Below is a block of records; return all of them exactly, but without the images.

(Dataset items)
☆ ☆ ☆ ☆
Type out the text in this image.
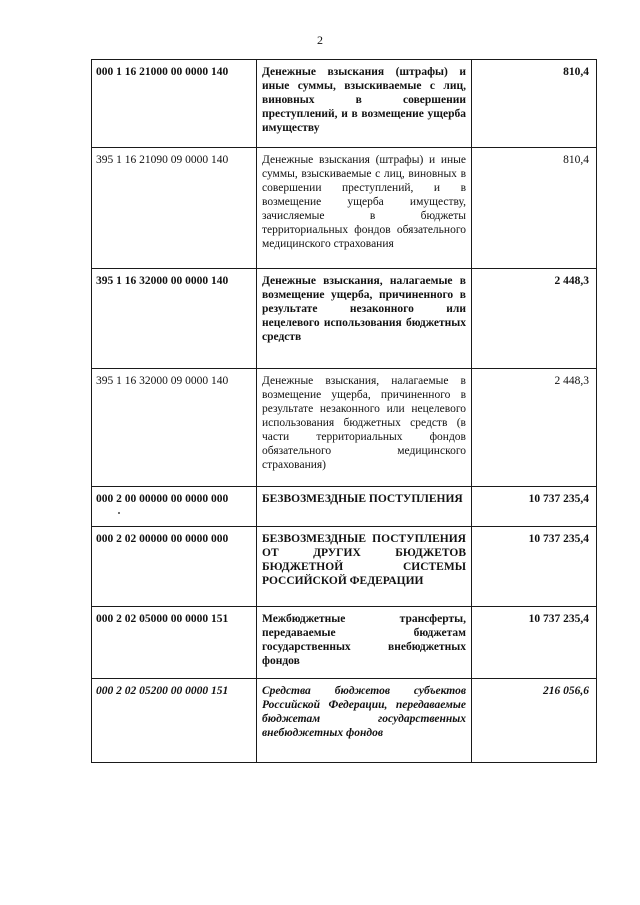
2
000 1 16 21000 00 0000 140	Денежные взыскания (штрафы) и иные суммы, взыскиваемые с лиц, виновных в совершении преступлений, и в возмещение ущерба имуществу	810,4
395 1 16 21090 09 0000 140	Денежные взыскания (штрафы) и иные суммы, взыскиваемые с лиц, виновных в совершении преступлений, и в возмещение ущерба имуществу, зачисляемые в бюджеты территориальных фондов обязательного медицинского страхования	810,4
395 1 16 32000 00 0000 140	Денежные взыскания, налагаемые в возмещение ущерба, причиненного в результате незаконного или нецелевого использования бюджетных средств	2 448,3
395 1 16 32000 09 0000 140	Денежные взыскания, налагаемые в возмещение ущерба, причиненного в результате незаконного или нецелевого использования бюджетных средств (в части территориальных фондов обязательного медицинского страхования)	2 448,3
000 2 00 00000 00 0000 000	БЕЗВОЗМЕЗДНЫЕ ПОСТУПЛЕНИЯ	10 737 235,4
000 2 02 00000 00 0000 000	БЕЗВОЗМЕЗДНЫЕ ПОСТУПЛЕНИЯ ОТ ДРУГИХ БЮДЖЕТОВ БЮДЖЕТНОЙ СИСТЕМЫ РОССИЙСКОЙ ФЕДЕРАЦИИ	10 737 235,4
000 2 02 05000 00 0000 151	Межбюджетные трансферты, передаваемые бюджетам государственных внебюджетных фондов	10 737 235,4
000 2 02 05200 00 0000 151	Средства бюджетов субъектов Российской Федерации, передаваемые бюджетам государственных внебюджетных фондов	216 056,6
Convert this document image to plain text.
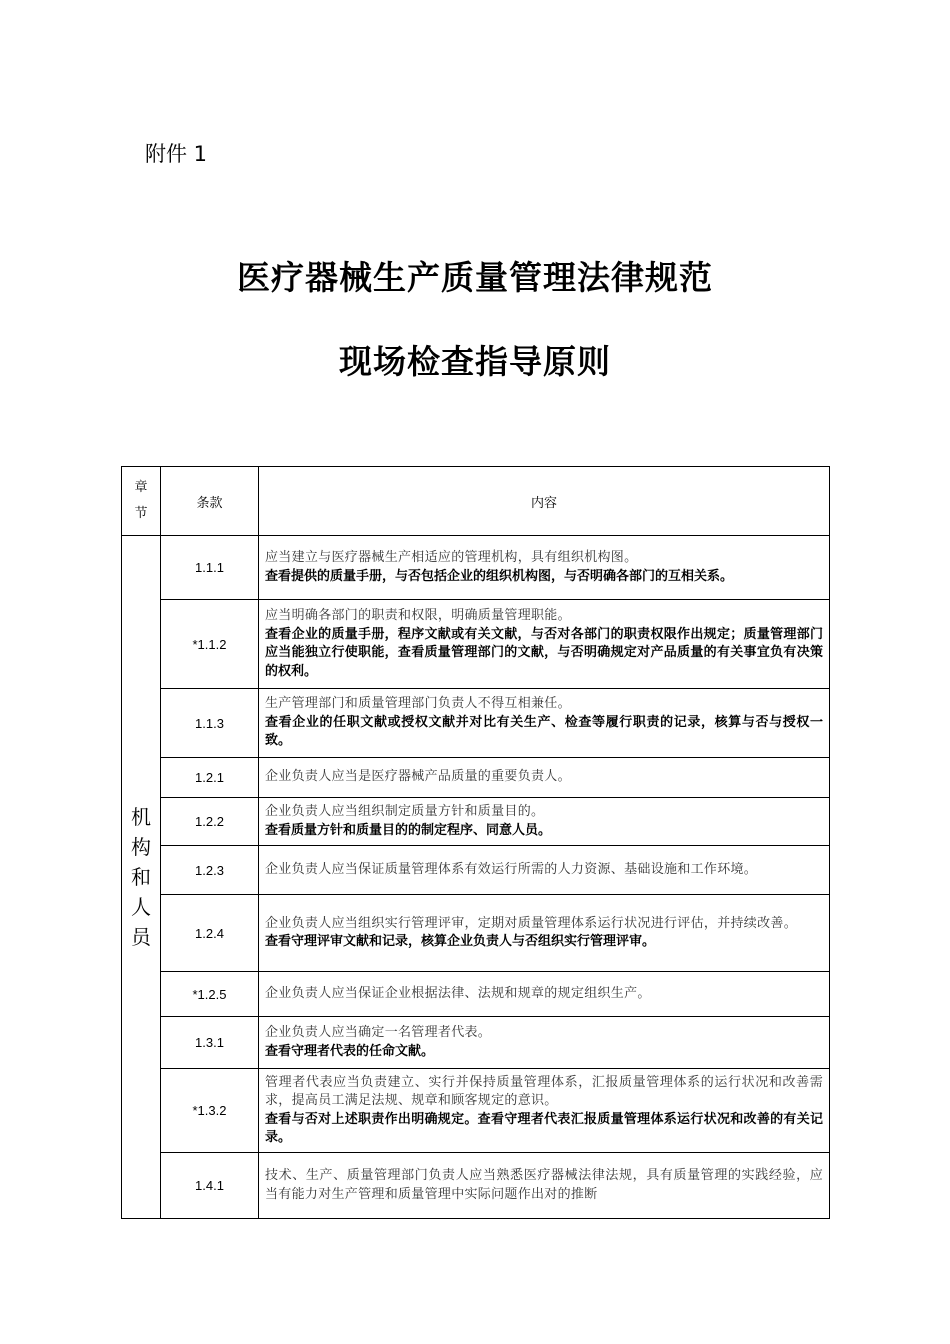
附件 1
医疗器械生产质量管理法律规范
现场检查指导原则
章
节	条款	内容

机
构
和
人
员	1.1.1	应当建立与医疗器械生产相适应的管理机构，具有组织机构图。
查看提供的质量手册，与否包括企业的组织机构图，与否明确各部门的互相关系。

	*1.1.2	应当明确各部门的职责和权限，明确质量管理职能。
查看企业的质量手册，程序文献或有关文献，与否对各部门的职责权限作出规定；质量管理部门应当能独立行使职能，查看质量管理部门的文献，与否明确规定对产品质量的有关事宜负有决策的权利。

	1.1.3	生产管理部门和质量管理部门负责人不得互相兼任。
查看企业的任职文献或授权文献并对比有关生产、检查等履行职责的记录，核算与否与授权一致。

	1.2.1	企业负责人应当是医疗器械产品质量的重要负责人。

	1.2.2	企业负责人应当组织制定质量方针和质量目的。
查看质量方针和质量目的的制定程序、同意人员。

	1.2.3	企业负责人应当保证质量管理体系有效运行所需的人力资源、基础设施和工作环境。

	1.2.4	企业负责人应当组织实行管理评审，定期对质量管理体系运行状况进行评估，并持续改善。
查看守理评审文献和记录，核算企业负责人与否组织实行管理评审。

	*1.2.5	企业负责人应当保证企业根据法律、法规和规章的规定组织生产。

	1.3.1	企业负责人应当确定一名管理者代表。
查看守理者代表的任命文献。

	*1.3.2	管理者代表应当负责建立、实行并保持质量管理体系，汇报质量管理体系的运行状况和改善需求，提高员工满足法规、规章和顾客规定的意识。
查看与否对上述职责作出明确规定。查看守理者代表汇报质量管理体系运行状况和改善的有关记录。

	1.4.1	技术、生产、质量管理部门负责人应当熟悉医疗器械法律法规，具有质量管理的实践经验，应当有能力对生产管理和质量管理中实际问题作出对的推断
☆ ☆ ☆ ☆
SOLVED PROBLEM:
Type out the text in this image.
2
000 1 16 21000 00 0000 140	Денежные взыскания (штрафы) и иные суммы, взыскиваемые с лиц, виновных в совершении преступлений, и в возмещение ущерба имуществу	810,4
395 1 16 21090 09 0000 140	Денежные взыскания (штрафы) и иные суммы, взыскиваемые с лиц, виновных в совершении преступлений, и в возмещение ущерба имуществу, зачисляемые в бюджеты территориальных фондов обязательного медицинского страхования	810,4
395 1 16 32000 00 0000 140	Денежные взыскания, налагаемые в возмещение ущерба, причиненного в результате незаконного или нецелевого использования бюджетных средств	2 448,3
395 1 16 32000 09 0000 140	Денежные взыскания, налагаемые в возмещение ущерба, причиненного в результате незаконного или нецелевого использования бюджетных средств (в части территориальных фондов обязательного медицинского страхования)	2 448,3
000 2 00 00000 00 0000 000	БЕЗВОЗМЕЗДНЫЕ ПОСТУПЛЕНИЯ	10 737 235,4
000 2 02 00000 00 0000 000	БЕЗВОЗМЕЗДНЫЕ ПОСТУПЛЕНИЯ ОТ ДРУГИХ БЮДЖЕТОВ БЮДЖЕТНОЙ СИСТЕМЫ РОССИЙСКОЙ ФЕДЕРАЦИИ	10 737 235,4
000 2 02 05000 00 0000 151	Межбюджетные трансферты, передаваемые бюджетам государственных внебюджетных фондов	10 737 235,4
000 2 02 05200 00 0000 151	Средства бюджетов субъектов Российской Федерации, передаваемые бюджетам государственных внебюджетных фондов	216 056,6
Convert this document image to plain text.
附件 1
医疗器械生产质量管理法律规范
现场检查指导原则
章
节	条款	内容

机
构
和
人
员	1.1.1	应当建立与医疗器械生产相适应的管理机构，具有组织机构图。
查看提供的质量手册，与否包括企业的组织机构图，与否明确各部门的互相关系。

	*1.1.2	应当明确各部门的职责和权限，明确质量管理职能。
查看企业的质量手册，程序文献或有关文献，与否对各部门的职责权限作出规定；质量管理部门应当能独立行使职能，查看质量管理部门的文献，与否明确规定对产品质量的有关事宜负有决策的权利。

	1.1.3	生产管理部门和质量管理部门负责人不得互相兼任。
查看企业的任职文献或授权文献并对比有关生产、检查等履行职责的记录，核算与否与授权一致。

	1.2.1	企业负责人应当是医疗器械产品质量的重要负责人。

	1.2.2	企业负责人应当组织制定质量方针和质量目的。
查看质量方针和质量目的的制定程序、同意人员。

	1.2.3	企业负责人应当保证质量管理体系有效运行所需的人力资源、基础设施和工作环境。

	1.2.4	企业负责人应当组织实行管理评审，定期对质量管理体系运行状况进行评估，并持续改善。
查看守理评审文献和记录，核算企业负责人与否组织实行管理评审。

	*1.2.5	企业负责人应当保证企业根据法律、法规和规章的规定组织生产。

	1.3.1	企业负责人应当确定一名管理者代表。
查看守理者代表的任命文献。

	*1.3.2	管理者代表应当负责建立、实行并保持质量管理体系，汇报质量管理体系的运行状况和改善需求，提高员工满足法规、规章和顾客规定的意识。
查看与否对上述职责作出明确规定。查看守理者代表汇报质量管理体系运行状况和改善的有关记录。

	1.4.1	技术、生产、质量管理部门负责人应当熟悉医疗器械法律法规，具有质量管理的实践经验，应当有能力对生产管理和质量管理中实际问题作出对的推断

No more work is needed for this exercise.